DATA RECORDS:
───

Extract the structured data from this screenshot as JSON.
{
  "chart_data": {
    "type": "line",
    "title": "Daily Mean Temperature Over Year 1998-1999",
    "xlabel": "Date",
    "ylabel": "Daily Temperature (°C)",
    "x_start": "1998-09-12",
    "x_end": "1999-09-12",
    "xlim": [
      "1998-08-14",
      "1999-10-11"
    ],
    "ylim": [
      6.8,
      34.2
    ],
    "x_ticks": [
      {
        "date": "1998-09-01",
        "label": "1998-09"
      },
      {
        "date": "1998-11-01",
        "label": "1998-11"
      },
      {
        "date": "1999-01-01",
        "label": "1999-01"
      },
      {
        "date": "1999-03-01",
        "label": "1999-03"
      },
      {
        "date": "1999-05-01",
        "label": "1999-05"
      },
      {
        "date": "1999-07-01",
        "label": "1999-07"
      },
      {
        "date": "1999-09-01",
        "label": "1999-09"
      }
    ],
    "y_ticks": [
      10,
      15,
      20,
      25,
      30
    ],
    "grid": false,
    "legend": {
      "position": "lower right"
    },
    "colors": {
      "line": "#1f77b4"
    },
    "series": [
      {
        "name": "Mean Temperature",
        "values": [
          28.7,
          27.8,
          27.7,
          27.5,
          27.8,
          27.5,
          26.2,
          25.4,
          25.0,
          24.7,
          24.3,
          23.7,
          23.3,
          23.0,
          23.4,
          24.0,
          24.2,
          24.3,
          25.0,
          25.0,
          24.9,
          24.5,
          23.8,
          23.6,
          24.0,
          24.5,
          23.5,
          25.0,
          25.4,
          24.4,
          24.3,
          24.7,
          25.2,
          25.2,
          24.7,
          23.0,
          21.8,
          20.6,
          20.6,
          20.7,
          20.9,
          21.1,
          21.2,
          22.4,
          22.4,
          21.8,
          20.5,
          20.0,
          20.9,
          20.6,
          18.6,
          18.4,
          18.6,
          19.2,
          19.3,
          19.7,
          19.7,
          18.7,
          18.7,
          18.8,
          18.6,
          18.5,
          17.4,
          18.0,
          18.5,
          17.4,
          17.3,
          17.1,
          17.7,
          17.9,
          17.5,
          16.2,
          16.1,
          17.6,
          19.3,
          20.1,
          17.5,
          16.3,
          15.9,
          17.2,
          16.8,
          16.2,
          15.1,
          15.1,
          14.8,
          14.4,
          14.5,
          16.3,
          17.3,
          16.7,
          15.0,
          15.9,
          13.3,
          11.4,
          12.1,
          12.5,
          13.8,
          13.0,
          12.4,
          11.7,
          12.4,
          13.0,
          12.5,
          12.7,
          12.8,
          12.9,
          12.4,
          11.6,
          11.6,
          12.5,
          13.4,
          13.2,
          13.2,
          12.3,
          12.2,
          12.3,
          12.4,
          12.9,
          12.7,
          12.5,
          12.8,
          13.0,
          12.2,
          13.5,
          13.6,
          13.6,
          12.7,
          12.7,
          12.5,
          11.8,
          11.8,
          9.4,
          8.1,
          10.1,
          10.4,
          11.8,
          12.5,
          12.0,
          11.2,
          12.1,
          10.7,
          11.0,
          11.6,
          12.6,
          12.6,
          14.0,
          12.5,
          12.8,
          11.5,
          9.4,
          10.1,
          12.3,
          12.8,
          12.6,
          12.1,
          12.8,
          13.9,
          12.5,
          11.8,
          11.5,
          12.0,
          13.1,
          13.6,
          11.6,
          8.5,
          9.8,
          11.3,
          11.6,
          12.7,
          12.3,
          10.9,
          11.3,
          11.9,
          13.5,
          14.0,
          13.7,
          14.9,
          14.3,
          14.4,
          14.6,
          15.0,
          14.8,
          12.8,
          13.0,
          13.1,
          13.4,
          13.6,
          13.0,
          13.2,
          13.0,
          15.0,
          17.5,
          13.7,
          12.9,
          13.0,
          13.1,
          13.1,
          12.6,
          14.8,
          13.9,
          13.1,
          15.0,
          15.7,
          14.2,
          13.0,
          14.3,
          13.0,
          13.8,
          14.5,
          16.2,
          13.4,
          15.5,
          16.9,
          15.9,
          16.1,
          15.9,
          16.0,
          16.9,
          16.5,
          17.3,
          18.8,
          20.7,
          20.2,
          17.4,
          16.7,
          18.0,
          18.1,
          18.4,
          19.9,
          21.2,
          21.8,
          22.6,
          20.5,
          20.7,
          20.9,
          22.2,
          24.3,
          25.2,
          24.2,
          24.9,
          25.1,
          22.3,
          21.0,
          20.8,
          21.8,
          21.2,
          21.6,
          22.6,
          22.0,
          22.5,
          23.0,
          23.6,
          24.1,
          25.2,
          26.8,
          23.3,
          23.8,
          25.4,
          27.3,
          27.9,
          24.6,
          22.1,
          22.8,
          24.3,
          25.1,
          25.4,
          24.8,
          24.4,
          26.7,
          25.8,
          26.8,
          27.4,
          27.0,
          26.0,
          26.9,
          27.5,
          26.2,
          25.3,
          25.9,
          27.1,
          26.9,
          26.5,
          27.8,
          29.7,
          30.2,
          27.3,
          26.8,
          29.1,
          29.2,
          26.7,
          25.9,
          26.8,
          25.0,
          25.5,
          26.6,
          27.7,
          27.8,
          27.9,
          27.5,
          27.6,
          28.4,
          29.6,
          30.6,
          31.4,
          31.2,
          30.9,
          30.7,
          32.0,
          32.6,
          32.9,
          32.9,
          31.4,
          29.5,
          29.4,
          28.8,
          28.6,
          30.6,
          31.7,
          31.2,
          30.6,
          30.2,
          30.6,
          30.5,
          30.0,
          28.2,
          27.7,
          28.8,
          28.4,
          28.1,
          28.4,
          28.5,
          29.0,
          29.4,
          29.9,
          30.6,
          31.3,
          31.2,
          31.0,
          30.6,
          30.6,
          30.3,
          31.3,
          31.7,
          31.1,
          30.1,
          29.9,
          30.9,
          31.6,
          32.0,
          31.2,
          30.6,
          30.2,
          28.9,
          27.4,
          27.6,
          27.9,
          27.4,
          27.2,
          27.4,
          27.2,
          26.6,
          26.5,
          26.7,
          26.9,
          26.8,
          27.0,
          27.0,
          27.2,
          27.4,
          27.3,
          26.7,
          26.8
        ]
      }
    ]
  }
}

───

YOUR OBJECTIVE: Find the lines containing "Temperature" and pull them out.

EXERCISE RESULT:
    "title": "Daily Mean Temperature Over Year 1998-1999",
    "ylabel": "Daily Temperature (°C)",
        "name": "Mean Temperature",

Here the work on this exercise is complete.